Material shown:
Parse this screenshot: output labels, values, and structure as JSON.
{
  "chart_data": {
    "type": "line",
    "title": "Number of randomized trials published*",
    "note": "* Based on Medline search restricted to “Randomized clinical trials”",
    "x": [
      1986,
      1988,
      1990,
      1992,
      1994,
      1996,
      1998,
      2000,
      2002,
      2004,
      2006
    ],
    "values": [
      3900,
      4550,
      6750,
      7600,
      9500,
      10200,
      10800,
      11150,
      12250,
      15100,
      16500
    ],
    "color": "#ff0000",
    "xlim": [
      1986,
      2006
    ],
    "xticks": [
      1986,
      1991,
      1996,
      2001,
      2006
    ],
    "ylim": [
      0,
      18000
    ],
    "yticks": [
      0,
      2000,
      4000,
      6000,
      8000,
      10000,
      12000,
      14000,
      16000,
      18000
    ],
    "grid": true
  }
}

Task statement:
Retype all of the entries precisely as they are.

Exercise result:
Parse this screenshot: output labels, values, and structure as JSON.
{
  "chart_data": {
    "type": "line",
    "title": "Number of randomized trials published*",
    "note": "* Based on Medline search restricted to “Randomized clinical trials”",
    "x": [
      1986,
      1988,
      1990,
      1992,
      1994,
      1996,
      1998,
      2000,
      2002,
      2004,
      2006
    ],
    "values": [
      3900,
      4550,
      6750,
      7600,
      9500,
      10200,
      10800,
      11150,
      12250,
      15100,
      16500
    ],
    "color": "#ff0000",
    "xlim": [
      1986,
      2006
    ],
    "xticks": [
      1986,
      1991,
      1996,
      2001,
      2006
    ],
    "ylim": [
      0,
      18000
    ],
    "yticks": [
      0,
      2000,
      4000,
      6000,
      8000,
      10000,
      12000,
      14000,
      16000,
      18000
    ],
    "grid": true
  }
}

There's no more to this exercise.